● **Task requirements**
Using the records provided below, locate and copy each line that contains the word "SOLIDWORKS".

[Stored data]
-*-*-

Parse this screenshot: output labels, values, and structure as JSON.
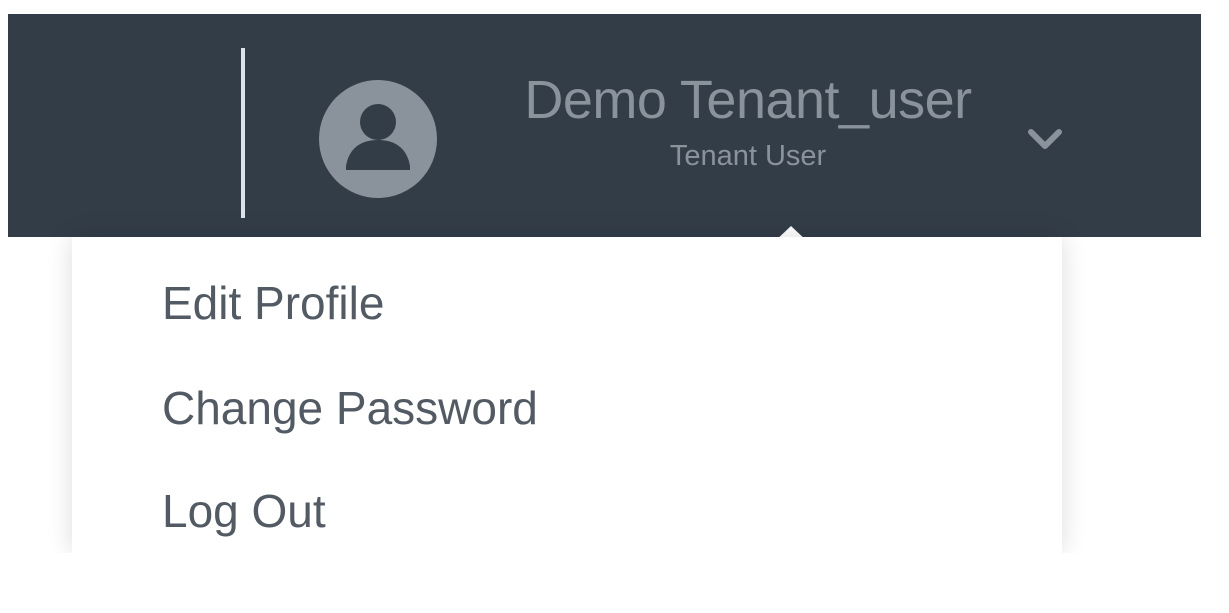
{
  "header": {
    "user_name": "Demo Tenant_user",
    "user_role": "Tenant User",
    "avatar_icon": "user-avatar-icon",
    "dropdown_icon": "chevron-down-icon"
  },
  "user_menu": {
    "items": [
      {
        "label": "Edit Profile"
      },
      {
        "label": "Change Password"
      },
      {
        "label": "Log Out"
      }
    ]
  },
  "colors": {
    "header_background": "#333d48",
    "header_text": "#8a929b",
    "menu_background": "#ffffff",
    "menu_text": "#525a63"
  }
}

-*-*-

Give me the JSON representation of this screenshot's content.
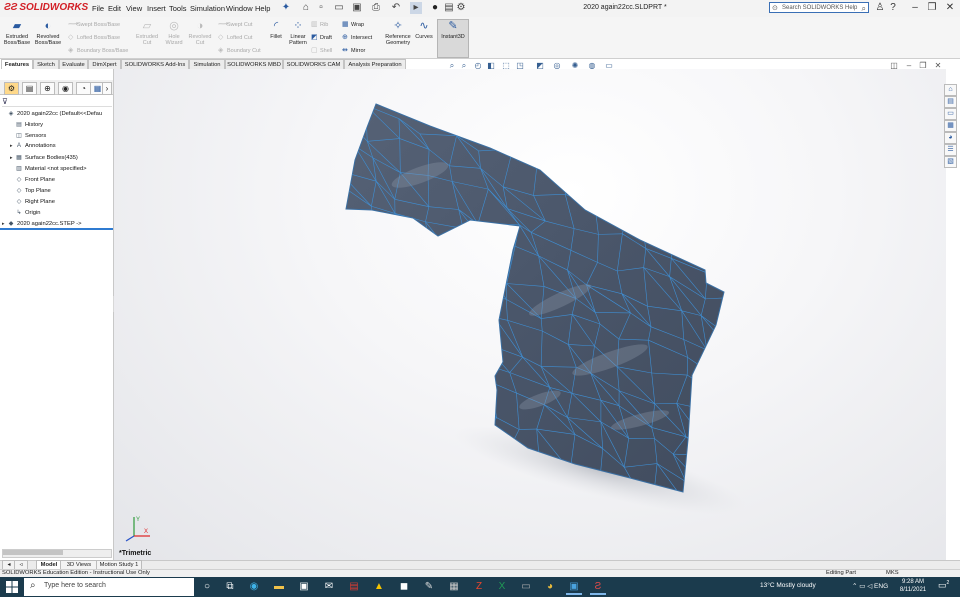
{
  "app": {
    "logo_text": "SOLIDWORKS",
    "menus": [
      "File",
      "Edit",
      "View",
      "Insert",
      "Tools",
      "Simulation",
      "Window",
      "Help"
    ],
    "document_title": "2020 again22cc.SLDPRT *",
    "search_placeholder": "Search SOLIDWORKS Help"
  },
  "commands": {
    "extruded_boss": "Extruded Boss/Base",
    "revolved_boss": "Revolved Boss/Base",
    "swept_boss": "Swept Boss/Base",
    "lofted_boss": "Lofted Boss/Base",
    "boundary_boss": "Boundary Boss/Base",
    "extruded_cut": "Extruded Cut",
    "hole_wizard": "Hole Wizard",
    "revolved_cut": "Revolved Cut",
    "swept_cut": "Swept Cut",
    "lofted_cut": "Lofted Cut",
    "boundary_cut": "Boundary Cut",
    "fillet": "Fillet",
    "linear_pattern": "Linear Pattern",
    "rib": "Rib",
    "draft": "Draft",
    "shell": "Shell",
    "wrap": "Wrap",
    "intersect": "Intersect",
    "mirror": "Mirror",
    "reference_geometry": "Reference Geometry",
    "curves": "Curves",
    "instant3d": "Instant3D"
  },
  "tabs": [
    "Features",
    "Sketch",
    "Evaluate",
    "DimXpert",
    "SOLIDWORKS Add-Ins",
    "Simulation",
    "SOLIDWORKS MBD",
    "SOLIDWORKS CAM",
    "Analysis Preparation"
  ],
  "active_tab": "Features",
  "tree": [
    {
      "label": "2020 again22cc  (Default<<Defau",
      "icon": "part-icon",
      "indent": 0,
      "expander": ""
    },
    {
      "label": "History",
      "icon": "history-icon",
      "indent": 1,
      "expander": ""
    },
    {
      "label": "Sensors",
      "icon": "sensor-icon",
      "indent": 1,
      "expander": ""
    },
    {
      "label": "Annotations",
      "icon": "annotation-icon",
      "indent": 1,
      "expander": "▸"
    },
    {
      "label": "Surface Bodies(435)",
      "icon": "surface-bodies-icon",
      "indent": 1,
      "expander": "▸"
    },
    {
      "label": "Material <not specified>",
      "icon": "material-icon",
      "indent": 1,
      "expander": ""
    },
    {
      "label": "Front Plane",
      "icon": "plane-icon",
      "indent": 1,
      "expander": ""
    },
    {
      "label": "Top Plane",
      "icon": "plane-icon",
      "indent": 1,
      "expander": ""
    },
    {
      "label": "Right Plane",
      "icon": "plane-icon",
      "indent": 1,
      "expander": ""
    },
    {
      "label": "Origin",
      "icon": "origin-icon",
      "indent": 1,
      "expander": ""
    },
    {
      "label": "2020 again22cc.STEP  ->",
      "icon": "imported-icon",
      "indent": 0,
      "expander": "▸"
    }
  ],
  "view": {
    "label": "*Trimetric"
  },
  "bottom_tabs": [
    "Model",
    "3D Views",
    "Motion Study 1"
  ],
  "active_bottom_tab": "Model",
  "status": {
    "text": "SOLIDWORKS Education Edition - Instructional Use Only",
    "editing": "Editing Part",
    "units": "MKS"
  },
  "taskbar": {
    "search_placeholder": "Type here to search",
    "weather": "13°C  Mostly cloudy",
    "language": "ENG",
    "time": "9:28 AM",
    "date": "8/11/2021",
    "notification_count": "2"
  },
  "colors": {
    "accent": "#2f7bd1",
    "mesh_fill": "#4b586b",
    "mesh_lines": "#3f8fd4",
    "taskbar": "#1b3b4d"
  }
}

-*-*-

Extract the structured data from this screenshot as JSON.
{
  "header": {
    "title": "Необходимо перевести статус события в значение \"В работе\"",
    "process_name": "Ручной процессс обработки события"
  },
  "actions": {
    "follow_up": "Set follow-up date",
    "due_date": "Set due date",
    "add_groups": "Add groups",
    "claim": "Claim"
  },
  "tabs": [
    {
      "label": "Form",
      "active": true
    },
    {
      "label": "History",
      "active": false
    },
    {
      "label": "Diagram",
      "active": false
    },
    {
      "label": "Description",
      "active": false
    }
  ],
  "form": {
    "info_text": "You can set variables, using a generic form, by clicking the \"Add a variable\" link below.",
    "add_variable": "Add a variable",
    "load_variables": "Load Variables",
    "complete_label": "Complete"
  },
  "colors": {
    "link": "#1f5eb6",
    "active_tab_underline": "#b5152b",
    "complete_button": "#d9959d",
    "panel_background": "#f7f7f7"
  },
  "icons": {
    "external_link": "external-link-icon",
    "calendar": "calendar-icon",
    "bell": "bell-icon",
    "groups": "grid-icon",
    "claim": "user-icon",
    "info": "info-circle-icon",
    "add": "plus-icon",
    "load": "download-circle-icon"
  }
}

-*-*-

● **Task response**
    "logo_text": "SOLIDWORKS",
    "search_placeholder": "Search SOLIDWORKS Help"
    "SOLIDWORKS Add-Ins",
    "SOLIDWORKS MBD",
    "SOLIDWORKS CAM",
    "text": "SOLIDWORKS Education Edition - Instructional Use Only",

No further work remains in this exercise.